==== MATERIAL FOR THIS EXERCISE ====

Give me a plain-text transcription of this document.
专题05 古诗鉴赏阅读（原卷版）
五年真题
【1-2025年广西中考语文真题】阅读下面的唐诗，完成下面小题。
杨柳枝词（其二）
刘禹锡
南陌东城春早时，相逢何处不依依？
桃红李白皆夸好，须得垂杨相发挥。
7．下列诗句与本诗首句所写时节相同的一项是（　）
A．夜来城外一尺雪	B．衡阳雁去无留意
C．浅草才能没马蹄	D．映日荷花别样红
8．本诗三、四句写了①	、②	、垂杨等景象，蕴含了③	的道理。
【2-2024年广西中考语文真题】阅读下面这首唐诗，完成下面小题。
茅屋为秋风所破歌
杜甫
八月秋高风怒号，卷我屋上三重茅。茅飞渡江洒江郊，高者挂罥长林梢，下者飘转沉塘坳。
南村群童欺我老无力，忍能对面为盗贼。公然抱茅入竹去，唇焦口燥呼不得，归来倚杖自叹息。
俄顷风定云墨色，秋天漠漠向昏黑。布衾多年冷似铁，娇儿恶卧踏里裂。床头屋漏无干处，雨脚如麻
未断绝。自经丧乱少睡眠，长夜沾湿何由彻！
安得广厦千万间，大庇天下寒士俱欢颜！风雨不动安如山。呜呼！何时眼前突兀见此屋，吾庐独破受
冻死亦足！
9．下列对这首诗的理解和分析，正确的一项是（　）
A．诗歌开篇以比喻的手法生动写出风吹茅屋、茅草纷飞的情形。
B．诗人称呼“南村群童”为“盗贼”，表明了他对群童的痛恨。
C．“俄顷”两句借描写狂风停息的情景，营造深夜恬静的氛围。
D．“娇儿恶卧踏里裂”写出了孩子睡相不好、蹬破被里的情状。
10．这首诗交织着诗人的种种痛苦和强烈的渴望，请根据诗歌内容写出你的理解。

====

Write out the data exactly as it stands.

WRITTEN ANSWER:
Give me a plain-text transcription of this document.
专题05 古诗鉴赏阅读（原卷版）
五年真题
【1-2025年广西中考语文真题】阅读下面的唐诗，完成下面小题。
杨柳枝词（其二）
刘禹锡
南陌东城春早时，相逢何处不依依？
桃红李白皆夸好，须得垂杨相发挥。
7．下列诗句与本诗首句所写时节相同的一项是（　）
A．夜来城外一尺雪	B．衡阳雁去无留意
C．浅草才能没马蹄	D．映日荷花别样红
8．本诗三、四句写了①	、②	、垂杨等景象，蕴含了③	的道理。
【2-2024年广西中考语文真题】阅读下面这首唐诗，完成下面小题。
茅屋为秋风所破歌
杜甫
八月秋高风怒号，卷我屋上三重茅。茅飞渡江洒江郊，高者挂罥长林梢，下者飘转沉塘坳。
南村群童欺我老无力，忍能对面为盗贼。公然抱茅入竹去，唇焦口燥呼不得，归来倚杖自叹息。
俄顷风定云墨色，秋天漠漠向昏黑。布衾多年冷似铁，娇儿恶卧踏里裂。床头屋漏无干处，雨脚如麻
未断绝。自经丧乱少睡眠，长夜沾湿何由彻！
安得广厦千万间，大庇天下寒士俱欢颜！风雨不动安如山。呜呼！何时眼前突兀见此屋，吾庐独破受
冻死亦足！
9．下列对这首诗的理解和分析，正确的一项是（　）
A．诗歌开篇以比喻的手法生动写出风吹茅屋、茅草纷飞的情形。
B．诗人称呼“南村群童”为“盗贼”，表明了他对群童的痛恨。
C．“俄顷”两句借描写狂风停息的情景，营造深夜恬静的氛围。
D．“娇儿恶卧踏里裂”写出了孩子睡相不好、蹬破被里的情状。
10．这首诗交织着诗人的种种痛苦和强烈的渴望，请根据诗歌内容写出你的理解。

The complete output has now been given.